Records shown:
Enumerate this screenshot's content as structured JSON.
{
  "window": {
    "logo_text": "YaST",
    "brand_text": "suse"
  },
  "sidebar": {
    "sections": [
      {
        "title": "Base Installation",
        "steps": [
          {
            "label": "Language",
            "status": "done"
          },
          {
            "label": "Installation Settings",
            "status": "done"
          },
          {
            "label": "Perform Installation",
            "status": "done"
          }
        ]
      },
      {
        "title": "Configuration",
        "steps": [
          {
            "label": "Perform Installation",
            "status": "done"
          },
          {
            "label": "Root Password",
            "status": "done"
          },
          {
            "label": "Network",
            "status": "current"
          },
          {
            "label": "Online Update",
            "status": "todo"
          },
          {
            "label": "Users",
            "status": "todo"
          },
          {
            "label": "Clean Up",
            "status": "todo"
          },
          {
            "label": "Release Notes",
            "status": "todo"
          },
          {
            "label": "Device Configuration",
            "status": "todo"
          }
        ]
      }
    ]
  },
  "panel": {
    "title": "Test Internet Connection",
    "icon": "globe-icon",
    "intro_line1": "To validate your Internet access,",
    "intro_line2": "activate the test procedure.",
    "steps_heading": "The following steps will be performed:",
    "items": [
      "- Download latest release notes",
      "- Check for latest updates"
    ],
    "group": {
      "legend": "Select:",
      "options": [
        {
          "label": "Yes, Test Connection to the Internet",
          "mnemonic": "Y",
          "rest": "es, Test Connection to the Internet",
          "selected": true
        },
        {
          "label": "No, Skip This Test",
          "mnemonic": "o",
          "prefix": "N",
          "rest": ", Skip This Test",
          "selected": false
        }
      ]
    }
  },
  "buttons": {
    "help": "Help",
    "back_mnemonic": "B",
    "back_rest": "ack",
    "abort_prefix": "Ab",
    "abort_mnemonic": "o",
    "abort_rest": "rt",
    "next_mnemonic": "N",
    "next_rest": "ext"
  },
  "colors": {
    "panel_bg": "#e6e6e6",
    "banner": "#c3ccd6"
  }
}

Set exercise: Reproduce the data, keeping every line exactly the same.

Finished task:
Enumerate this screenshot's content as structured JSON.
{
  "window": {
    "logo_text": "YaST",
    "brand_text": "suse"
  },
  "sidebar": {
    "sections": [
      {
        "title": "Base Installation",
        "steps": [
          {
            "label": "Language",
            "status": "done"
          },
          {
            "label": "Installation Settings",
            "status": "done"
          },
          {
            "label": "Perform Installation",
            "status": "done"
          }
        ]
      },
      {
        "title": "Configuration",
        "steps": [
          {
            "label": "Perform Installation",
            "status": "done"
          },
          {
            "label": "Root Password",
            "status": "done"
          },
          {
            "label": "Network",
            "status": "current"
          },
          {
            "label": "Online Update",
            "status": "todo"
          },
          {
            "label": "Users",
            "status": "todo"
          },
          {
            "label": "Clean Up",
            "status": "todo"
          },
          {
            "label": "Release Notes",
            "status": "todo"
          },
          {
            "label": "Device Configuration",
            "status": "todo"
          }
        ]
      }
    ]
  },
  "panel": {
    "title": "Test Internet Connection",
    "icon": "globe-icon",
    "intro_line1": "To validate your Internet access,",
    "intro_line2": "activate the test procedure.",
    "steps_heading": "The following steps will be performed:",
    "items": [
      "- Download latest release notes",
      "- Check for latest updates"
    ],
    "group": {
      "legend": "Select:",
      "options": [
        {
          "label": "Yes, Test Connection to the Internet",
          "mnemonic": "Y",
          "rest": "es, Test Connection to the Internet",
          "selected": true
        },
        {
          "label": "No, Skip This Test",
          "mnemonic": "o",
          "prefix": "N",
          "rest": ", Skip This Test",
          "selected": false
        }
      ]
    }
  },
  "buttons": {
    "help": "Help",
    "back_mnemonic": "B",
    "back_rest": "ack",
    "abort_prefix": "Ab",
    "abort_mnemonic": "o",
    "abort_rest": "rt",
    "next_mnemonic": "N",
    "next_rest": "ext"
  },
  "colors": {
    "panel_bg": "#e6e6e6",
    "banner": "#c3ccd6"
  }
}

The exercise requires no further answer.